▶ _WRITTEN REQUEST_
Report only the number of lines that hold the word "true".

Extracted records
__________
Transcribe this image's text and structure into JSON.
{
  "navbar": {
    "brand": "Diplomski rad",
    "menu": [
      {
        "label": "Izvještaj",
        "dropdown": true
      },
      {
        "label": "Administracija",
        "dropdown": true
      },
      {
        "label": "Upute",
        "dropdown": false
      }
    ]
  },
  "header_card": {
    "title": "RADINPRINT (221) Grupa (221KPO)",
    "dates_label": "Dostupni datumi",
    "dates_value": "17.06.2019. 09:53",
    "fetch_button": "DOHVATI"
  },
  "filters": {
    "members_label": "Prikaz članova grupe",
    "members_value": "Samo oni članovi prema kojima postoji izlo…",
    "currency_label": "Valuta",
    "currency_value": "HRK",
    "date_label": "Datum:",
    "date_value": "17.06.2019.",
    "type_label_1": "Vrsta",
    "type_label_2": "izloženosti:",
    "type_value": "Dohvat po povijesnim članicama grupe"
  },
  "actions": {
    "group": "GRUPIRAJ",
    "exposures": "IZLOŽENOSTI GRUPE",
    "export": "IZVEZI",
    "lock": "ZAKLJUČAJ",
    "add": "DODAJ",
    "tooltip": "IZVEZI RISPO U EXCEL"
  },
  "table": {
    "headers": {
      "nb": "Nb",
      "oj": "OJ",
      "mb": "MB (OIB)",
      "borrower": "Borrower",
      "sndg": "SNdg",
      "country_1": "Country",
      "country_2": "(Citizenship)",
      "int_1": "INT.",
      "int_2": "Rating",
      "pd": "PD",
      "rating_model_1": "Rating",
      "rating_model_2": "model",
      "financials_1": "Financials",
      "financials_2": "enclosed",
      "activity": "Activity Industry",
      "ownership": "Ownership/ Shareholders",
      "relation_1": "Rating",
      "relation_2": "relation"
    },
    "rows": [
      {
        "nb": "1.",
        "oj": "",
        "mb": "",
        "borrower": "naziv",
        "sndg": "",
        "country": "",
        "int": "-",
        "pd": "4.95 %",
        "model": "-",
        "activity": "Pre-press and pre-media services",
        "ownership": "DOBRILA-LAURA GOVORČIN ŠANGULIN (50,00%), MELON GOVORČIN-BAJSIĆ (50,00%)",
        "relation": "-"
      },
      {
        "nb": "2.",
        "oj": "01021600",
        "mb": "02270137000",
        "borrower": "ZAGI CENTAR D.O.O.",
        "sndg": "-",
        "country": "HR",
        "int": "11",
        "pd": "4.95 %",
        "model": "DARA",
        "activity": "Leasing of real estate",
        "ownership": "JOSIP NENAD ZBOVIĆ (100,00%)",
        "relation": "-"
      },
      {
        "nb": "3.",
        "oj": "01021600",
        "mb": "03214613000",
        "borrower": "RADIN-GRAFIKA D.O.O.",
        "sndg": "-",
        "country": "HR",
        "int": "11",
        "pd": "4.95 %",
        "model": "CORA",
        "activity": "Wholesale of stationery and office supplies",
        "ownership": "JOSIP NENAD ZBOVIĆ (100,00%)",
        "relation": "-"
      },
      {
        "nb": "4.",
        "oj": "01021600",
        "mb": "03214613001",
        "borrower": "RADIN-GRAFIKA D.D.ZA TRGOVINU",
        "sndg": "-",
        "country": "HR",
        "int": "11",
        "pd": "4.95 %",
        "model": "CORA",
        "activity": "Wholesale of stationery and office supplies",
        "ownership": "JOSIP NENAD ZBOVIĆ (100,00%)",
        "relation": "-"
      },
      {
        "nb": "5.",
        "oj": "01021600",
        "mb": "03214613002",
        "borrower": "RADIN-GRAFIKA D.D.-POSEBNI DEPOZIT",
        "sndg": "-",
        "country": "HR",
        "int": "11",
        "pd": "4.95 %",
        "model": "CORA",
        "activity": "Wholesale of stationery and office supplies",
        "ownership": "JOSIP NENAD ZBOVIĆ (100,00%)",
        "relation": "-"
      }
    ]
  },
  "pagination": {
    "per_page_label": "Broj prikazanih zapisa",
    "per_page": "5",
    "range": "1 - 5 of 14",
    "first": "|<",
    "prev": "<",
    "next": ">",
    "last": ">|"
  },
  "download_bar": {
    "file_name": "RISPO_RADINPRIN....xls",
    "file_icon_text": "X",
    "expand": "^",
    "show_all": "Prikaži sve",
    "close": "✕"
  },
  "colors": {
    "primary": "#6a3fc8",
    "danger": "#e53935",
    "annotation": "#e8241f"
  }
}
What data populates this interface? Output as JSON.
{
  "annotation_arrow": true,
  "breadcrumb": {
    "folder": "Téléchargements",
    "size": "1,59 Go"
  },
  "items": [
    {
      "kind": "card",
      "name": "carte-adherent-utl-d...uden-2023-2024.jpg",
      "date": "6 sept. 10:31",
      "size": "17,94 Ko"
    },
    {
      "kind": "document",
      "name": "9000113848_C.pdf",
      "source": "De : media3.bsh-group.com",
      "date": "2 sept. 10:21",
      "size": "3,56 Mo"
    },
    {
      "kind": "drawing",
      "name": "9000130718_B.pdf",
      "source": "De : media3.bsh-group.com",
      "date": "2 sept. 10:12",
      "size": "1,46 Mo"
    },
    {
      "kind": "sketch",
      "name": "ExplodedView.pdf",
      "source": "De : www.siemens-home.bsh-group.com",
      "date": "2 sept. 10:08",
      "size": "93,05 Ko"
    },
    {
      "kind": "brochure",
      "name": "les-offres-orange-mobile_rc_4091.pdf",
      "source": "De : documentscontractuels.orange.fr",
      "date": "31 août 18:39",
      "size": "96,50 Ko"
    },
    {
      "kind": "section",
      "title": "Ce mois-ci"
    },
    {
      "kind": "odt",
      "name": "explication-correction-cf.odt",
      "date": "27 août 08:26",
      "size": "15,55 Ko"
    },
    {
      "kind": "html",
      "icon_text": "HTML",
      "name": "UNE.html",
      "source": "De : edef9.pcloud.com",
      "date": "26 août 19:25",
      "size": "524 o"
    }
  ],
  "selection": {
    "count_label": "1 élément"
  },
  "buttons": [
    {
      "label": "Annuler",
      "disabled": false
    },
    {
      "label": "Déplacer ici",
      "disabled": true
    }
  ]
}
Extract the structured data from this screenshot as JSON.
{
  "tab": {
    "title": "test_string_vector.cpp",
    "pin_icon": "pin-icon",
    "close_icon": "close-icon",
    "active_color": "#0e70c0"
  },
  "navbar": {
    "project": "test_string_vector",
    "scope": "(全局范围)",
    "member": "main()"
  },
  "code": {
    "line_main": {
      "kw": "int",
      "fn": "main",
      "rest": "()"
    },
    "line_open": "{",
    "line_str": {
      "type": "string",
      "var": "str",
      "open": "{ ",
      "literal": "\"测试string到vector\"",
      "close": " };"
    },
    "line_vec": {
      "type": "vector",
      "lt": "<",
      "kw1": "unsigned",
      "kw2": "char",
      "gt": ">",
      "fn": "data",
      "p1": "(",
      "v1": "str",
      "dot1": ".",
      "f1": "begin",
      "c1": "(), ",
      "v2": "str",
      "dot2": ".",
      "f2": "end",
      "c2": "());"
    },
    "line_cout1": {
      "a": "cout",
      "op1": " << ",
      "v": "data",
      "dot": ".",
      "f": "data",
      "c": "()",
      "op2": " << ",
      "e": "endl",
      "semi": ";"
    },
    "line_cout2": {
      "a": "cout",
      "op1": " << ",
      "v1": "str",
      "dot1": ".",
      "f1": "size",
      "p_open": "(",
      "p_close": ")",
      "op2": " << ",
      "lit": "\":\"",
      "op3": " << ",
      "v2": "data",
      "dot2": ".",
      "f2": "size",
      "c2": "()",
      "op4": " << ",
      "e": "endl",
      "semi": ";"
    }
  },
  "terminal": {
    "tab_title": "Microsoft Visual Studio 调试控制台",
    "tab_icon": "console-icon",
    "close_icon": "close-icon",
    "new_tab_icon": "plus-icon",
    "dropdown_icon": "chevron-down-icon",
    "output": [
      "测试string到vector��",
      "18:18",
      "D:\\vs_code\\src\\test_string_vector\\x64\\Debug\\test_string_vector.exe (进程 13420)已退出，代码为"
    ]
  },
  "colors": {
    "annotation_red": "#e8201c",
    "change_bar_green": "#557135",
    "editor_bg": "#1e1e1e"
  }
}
__________
▶ _SOLUTION FOR THIS EXERCISE_
4